▶ _Goal of the exercise_
Pull every line containing the word "crisis" from the records.

▶ _Dataset records on visual material_
Start
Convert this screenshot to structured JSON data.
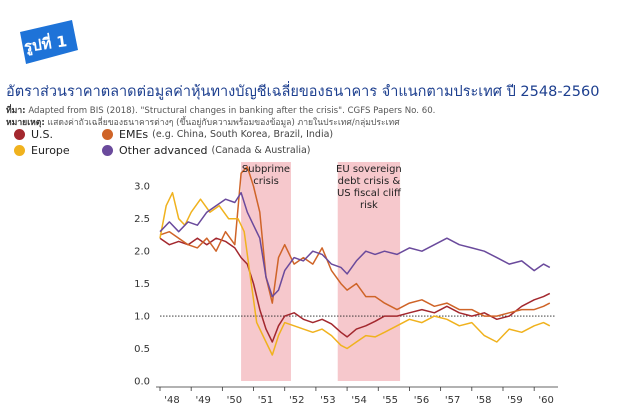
{
  "badge": {
    "text": "รูปที่ 1",
    "color": "#1e73d8"
  },
  "title": "อัตราส่วนราคาตลาดต่อมูลค่าหุ้นทางบัญชีเฉลี่ยของธนาคาร จำแนกตามประเทศ ปี 2548-2560",
  "source_label": "ที่มา:",
  "source_text": "Adapted from BIS (2018). \"Structural changes in banking after the crisis\". CGFS Papers No. 60.",
  "note_label": "หมายเหตุ:",
  "note_text": "แสดงค่าถัวเฉลี่ยของธนาคารต่างๆ (ขึ้นอยู่กับความพร้อมของข้อมูล) ภายในประเทศ/กลุ่มประเทศ",
  "chart_data": {
    "type": "line",
    "x_ticks": [
      "'48",
      "'49",
      "'50",
      "'51",
      "'52",
      "'53",
      "'54",
      "'55",
      "'56",
      "'57",
      "'58",
      "'59",
      "'60"
    ],
    "y_ticks": [
      "0.0",
      "0.5",
      "1.0",
      "1.5",
      "2.0",
      "2.5",
      "3.0"
    ],
    "ylim": [
      0,
      3.25
    ],
    "xlim": [
      2548,
      2560.7
    ],
    "reference_line": 1.0,
    "shaded_periods": [
      {
        "label": "Subprime crisis",
        "lines": [
          "Subprime",
          "crisis"
        ],
        "start": 2550.6,
        "end": 2552.2
      },
      {
        "label": "EU sovereign debt crisis & US fiscal cliff risk",
        "lines": [
          "EU sovereign",
          "debt crisis &",
          "US fiscal cliff",
          "risk"
        ],
        "start": 2553.7,
        "end": 2555.7
      }
    ],
    "series": [
      {
        "name": "U.S.",
        "color": "#a3282e",
        "points": [
          [
            2548,
            2.2
          ],
          [
            2548.3,
            2.1
          ],
          [
            2548.6,
            2.15
          ],
          [
            2548.9,
            2.1
          ],
          [
            2549.2,
            2.2
          ],
          [
            2549.5,
            2.1
          ],
          [
            2549.8,
            2.2
          ],
          [
            2550.1,
            2.15
          ],
          [
            2550.4,
            2.05
          ],
          [
            2550.6,
            1.9
          ],
          [
            2550.8,
            1.8
          ],
          [
            2551.0,
            1.5
          ],
          [
            2551.2,
            1.1
          ],
          [
            2551.4,
            0.8
          ],
          [
            2551.6,
            0.6
          ],
          [
            2551.8,
            0.85
          ],
          [
            2552.0,
            1.0
          ],
          [
            2552.3,
            1.05
          ],
          [
            2552.6,
            0.95
          ],
          [
            2552.9,
            0.9
          ],
          [
            2553.2,
            0.95
          ],
          [
            2553.5,
            0.88
          ],
          [
            2553.8,
            0.75
          ],
          [
            2554.0,
            0.68
          ],
          [
            2554.3,
            0.8
          ],
          [
            2554.6,
            0.85
          ],
          [
            2554.9,
            0.92
          ],
          [
            2555.2,
            1.0
          ],
          [
            2555.6,
            1.0
          ],
          [
            2556.0,
            1.05
          ],
          [
            2556.4,
            1.1
          ],
          [
            2556.8,
            1.05
          ],
          [
            2557.2,
            1.15
          ],
          [
            2557.6,
            1.05
          ],
          [
            2558.0,
            1.0
          ],
          [
            2558.4,
            1.05
          ],
          [
            2558.8,
            0.95
          ],
          [
            2559.2,
            1.0
          ],
          [
            2559.6,
            1.15
          ],
          [
            2560.0,
            1.25
          ],
          [
            2560.3,
            1.3
          ],
          [
            2560.5,
            1.35
          ]
        ]
      },
      {
        "name": "EMEs",
        "sublabel": "(e.g. China, South Korea, Brazil, India)",
        "color": "#cf6428",
        "points": [
          [
            2548,
            2.25
          ],
          [
            2548.3,
            2.3
          ],
          [
            2548.6,
            2.2
          ],
          [
            2548.9,
            2.1
          ],
          [
            2549.2,
            2.05
          ],
          [
            2549.5,
            2.2
          ],
          [
            2549.8,
            2.0
          ],
          [
            2550.1,
            2.3
          ],
          [
            2550.4,
            2.1
          ],
          [
            2550.6,
            3.2
          ],
          [
            2550.8,
            3.3
          ],
          [
            2551.0,
            3.0
          ],
          [
            2551.2,
            2.6
          ],
          [
            2551.4,
            1.6
          ],
          [
            2551.6,
            1.2
          ],
          [
            2551.8,
            1.9
          ],
          [
            2552.0,
            2.1
          ],
          [
            2552.3,
            1.8
          ],
          [
            2552.6,
            1.9
          ],
          [
            2552.9,
            1.8
          ],
          [
            2553.2,
            2.05
          ],
          [
            2553.5,
            1.7
          ],
          [
            2553.8,
            1.5
          ],
          [
            2554.0,
            1.4
          ],
          [
            2554.3,
            1.5
          ],
          [
            2554.6,
            1.3
          ],
          [
            2554.9,
            1.3
          ],
          [
            2555.2,
            1.2
          ],
          [
            2555.6,
            1.1
          ],
          [
            2556.0,
            1.2
          ],
          [
            2556.4,
            1.25
          ],
          [
            2556.8,
            1.15
          ],
          [
            2557.2,
            1.2
          ],
          [
            2557.6,
            1.1
          ],
          [
            2558.0,
            1.1
          ],
          [
            2558.4,
            1.0
          ],
          [
            2558.8,
            1.0
          ],
          [
            2559.2,
            1.05
          ],
          [
            2559.6,
            1.1
          ],
          [
            2560.0,
            1.1
          ],
          [
            2560.3,
            1.15
          ],
          [
            2560.5,
            1.2
          ]
        ]
      },
      {
        "name": "Europe",
        "color": "#f0b21e",
        "points": [
          [
            2548,
            2.2
          ],
          [
            2548.2,
            2.7
          ],
          [
            2548.4,
            2.9
          ],
          [
            2548.6,
            2.5
          ],
          [
            2548.8,
            2.4
          ],
          [
            2549.0,
            2.6
          ],
          [
            2549.3,
            2.8
          ],
          [
            2549.6,
            2.6
          ],
          [
            2549.9,
            2.7
          ],
          [
            2550.2,
            2.5
          ],
          [
            2550.5,
            2.5
          ],
          [
            2550.7,
            2.3
          ],
          [
            2550.9,
            1.6
          ],
          [
            2551.1,
            0.9
          ],
          [
            2551.4,
            0.6
          ],
          [
            2551.6,
            0.4
          ],
          [
            2551.8,
            0.7
          ],
          [
            2552.0,
            0.9
          ],
          [
            2552.3,
            0.85
          ],
          [
            2552.6,
            0.8
          ],
          [
            2552.9,
            0.75
          ],
          [
            2553.2,
            0.8
          ],
          [
            2553.5,
            0.7
          ],
          [
            2553.8,
            0.55
          ],
          [
            2554.0,
            0.5
          ],
          [
            2554.3,
            0.6
          ],
          [
            2554.6,
            0.7
          ],
          [
            2554.9,
            0.68
          ],
          [
            2555.2,
            0.75
          ],
          [
            2555.6,
            0.85
          ],
          [
            2556.0,
            0.95
          ],
          [
            2556.4,
            0.9
          ],
          [
            2556.8,
            1.0
          ],
          [
            2557.2,
            0.95
          ],
          [
            2557.6,
            0.85
          ],
          [
            2558.0,
            0.9
          ],
          [
            2558.4,
            0.7
          ],
          [
            2558.8,
            0.6
          ],
          [
            2559.2,
            0.8
          ],
          [
            2559.6,
            0.75
          ],
          [
            2560.0,
            0.85
          ],
          [
            2560.3,
            0.9
          ],
          [
            2560.5,
            0.85
          ]
        ]
      },
      {
        "name": "Other advanced",
        "sublabel": "(Canada & Australia)",
        "color": "#6a4a9c",
        "points": [
          [
            2548,
            2.3
          ],
          [
            2548.3,
            2.45
          ],
          [
            2548.6,
            2.3
          ],
          [
            2548.9,
            2.45
          ],
          [
            2549.2,
            2.4
          ],
          [
            2549.5,
            2.6
          ],
          [
            2549.8,
            2.7
          ],
          [
            2550.1,
            2.8
          ],
          [
            2550.4,
            2.75
          ],
          [
            2550.6,
            2.9
          ],
          [
            2550.8,
            2.6
          ],
          [
            2551.0,
            2.4
          ],
          [
            2551.2,
            2.2
          ],
          [
            2551.4,
            1.6
          ],
          [
            2551.6,
            1.3
          ],
          [
            2551.8,
            1.4
          ],
          [
            2552.0,
            1.7
          ],
          [
            2552.3,
            1.9
          ],
          [
            2552.6,
            1.85
          ],
          [
            2552.9,
            2.0
          ],
          [
            2553.2,
            1.95
          ],
          [
            2553.5,
            1.8
          ],
          [
            2553.8,
            1.75
          ],
          [
            2554.0,
            1.65
          ],
          [
            2554.3,
            1.85
          ],
          [
            2554.6,
            2.0
          ],
          [
            2554.9,
            1.95
          ],
          [
            2555.2,
            2.0
          ],
          [
            2555.6,
            1.95
          ],
          [
            2556.0,
            2.05
          ],
          [
            2556.4,
            2.0
          ],
          [
            2556.8,
            2.1
          ],
          [
            2557.2,
            2.2
          ],
          [
            2557.6,
            2.1
          ],
          [
            2558.0,
            2.05
          ],
          [
            2558.4,
            2.0
          ],
          [
            2558.8,
            1.9
          ],
          [
            2559.2,
            1.8
          ],
          [
            2559.6,
            1.85
          ],
          [
            2560.0,
            1.7
          ],
          [
            2560.3,
            1.8
          ],
          [
            2560.5,
            1.75
          ]
        ]
      }
    ]
  }
}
End
▶ _Output below_
  "source_text": "Adapted from BIS (2018). \"Structural changes in banking after the crisis\". CGFS Papers No. 60.",
        "label": "Subprime crisis",
          "crisis"
        "label": "EU sovereign debt crisis & US fiscal cliff risk",
          "debt crisis &",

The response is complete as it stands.